**OBJECTIVE:**
Provide only the number of lines in the listing that contain the string "Visoka".

**INPUT:**
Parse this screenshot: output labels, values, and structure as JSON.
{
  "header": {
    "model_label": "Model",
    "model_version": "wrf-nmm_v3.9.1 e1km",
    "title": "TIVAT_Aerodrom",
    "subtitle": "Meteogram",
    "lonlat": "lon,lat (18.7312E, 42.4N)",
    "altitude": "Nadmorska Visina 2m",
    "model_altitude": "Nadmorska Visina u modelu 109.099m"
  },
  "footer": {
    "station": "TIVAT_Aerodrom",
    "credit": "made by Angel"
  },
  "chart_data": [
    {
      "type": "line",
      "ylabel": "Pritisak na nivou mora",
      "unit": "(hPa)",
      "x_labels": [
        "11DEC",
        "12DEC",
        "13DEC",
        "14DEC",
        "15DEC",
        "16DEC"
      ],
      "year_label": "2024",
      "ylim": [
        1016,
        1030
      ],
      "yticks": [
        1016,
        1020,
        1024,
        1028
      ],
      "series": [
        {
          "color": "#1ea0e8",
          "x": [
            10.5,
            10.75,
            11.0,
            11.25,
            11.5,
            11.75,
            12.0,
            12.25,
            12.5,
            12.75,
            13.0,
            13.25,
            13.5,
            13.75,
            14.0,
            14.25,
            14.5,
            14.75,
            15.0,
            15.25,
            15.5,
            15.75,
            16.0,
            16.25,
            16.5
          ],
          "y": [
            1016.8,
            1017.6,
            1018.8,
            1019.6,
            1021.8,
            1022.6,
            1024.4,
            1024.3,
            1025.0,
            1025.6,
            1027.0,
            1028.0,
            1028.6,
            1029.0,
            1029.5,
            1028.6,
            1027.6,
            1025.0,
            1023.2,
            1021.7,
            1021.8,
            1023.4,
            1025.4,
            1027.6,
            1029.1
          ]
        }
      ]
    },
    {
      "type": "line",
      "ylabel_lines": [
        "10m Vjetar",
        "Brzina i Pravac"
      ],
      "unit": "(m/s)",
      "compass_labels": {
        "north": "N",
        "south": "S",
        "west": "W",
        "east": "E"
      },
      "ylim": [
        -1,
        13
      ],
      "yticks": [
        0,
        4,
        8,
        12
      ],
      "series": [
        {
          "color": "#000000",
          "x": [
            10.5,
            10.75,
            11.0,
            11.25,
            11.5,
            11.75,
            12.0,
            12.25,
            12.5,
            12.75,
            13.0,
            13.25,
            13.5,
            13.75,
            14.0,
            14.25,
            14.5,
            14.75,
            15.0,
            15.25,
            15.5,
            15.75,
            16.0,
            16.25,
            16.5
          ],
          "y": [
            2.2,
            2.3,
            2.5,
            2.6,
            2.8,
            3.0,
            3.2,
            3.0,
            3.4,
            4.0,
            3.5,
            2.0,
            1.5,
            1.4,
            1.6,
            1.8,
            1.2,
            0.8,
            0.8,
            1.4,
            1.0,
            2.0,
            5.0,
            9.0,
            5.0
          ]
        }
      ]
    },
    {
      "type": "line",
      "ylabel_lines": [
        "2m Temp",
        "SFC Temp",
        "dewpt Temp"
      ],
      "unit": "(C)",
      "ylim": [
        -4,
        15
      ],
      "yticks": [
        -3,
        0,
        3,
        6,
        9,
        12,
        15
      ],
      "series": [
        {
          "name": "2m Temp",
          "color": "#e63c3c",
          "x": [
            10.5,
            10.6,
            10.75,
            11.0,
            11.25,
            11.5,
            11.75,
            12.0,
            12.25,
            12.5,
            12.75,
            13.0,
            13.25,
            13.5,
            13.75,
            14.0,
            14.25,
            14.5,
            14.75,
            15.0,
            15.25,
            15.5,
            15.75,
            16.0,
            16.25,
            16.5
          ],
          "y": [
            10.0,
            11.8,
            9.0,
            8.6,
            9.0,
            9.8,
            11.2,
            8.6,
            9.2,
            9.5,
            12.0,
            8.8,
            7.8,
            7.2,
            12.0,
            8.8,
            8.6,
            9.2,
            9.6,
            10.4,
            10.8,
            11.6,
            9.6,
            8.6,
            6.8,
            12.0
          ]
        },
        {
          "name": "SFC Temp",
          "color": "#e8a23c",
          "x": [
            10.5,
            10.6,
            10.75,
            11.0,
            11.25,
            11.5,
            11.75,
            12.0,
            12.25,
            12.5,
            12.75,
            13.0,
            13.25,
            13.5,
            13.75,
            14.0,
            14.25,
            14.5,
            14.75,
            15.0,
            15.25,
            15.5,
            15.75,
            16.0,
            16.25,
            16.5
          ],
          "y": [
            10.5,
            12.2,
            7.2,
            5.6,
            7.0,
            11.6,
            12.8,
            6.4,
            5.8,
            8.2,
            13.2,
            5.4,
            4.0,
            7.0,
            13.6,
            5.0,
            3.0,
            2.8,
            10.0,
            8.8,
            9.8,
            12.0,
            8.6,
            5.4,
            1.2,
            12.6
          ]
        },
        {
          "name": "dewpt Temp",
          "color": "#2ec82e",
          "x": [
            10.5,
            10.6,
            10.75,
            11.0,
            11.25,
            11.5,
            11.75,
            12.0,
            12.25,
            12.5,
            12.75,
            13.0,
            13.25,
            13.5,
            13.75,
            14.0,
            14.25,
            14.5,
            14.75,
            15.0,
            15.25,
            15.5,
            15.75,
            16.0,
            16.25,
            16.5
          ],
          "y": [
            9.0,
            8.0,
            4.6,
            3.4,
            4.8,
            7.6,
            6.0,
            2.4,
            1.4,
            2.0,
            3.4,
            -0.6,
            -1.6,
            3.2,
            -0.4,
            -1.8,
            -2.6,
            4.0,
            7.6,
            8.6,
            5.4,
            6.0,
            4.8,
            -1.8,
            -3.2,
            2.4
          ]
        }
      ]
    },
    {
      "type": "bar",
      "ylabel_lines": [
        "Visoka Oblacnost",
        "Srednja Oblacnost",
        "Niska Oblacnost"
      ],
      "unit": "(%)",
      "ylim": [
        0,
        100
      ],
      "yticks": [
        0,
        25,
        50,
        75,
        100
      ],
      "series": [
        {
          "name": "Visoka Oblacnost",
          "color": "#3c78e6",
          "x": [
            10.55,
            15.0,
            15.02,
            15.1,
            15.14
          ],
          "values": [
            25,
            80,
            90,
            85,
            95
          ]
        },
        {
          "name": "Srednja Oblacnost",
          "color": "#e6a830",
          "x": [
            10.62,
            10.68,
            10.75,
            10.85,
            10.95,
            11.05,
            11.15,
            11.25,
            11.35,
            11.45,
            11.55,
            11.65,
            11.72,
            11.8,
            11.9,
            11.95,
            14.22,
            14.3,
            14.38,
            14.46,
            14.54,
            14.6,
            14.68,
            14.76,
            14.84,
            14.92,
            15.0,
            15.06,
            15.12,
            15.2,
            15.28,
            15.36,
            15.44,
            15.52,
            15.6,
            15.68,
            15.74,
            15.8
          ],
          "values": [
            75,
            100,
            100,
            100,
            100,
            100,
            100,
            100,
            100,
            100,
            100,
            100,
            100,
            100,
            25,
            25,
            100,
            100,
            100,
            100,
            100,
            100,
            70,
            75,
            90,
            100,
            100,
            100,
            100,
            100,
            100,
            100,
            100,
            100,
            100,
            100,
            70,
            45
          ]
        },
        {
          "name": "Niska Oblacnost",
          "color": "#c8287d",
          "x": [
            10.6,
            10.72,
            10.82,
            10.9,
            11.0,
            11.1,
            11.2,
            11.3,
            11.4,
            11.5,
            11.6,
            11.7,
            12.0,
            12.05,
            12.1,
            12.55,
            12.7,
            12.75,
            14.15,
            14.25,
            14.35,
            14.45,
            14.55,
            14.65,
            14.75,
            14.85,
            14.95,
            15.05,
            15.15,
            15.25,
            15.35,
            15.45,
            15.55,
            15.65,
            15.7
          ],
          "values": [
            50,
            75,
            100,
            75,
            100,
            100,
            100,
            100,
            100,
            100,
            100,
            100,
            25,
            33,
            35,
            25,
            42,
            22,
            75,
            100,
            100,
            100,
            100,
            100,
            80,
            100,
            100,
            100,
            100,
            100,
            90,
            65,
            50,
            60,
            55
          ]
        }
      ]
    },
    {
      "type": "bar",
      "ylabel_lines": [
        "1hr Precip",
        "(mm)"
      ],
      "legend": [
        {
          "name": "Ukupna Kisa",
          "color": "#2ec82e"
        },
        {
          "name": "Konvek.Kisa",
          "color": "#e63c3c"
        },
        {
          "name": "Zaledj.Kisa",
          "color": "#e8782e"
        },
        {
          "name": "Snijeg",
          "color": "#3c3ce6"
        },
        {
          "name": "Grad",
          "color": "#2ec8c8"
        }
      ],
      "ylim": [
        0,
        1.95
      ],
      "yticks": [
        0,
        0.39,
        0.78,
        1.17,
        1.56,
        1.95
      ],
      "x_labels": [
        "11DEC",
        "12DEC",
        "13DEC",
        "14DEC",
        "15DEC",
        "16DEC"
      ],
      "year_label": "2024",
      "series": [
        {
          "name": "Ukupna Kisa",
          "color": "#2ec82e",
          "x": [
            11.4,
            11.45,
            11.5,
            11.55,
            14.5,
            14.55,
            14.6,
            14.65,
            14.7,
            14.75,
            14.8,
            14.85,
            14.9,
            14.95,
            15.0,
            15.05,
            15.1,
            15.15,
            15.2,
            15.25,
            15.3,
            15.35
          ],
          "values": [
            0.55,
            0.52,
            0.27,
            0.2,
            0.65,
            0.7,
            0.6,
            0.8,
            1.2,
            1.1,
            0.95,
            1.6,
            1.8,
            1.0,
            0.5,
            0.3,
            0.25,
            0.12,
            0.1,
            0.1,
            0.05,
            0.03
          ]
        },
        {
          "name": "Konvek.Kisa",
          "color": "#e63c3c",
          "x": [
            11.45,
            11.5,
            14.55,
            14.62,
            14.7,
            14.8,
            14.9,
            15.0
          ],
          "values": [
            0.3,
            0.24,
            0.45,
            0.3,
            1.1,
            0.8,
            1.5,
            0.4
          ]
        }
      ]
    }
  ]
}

**REPLY TO THE TASK:**
2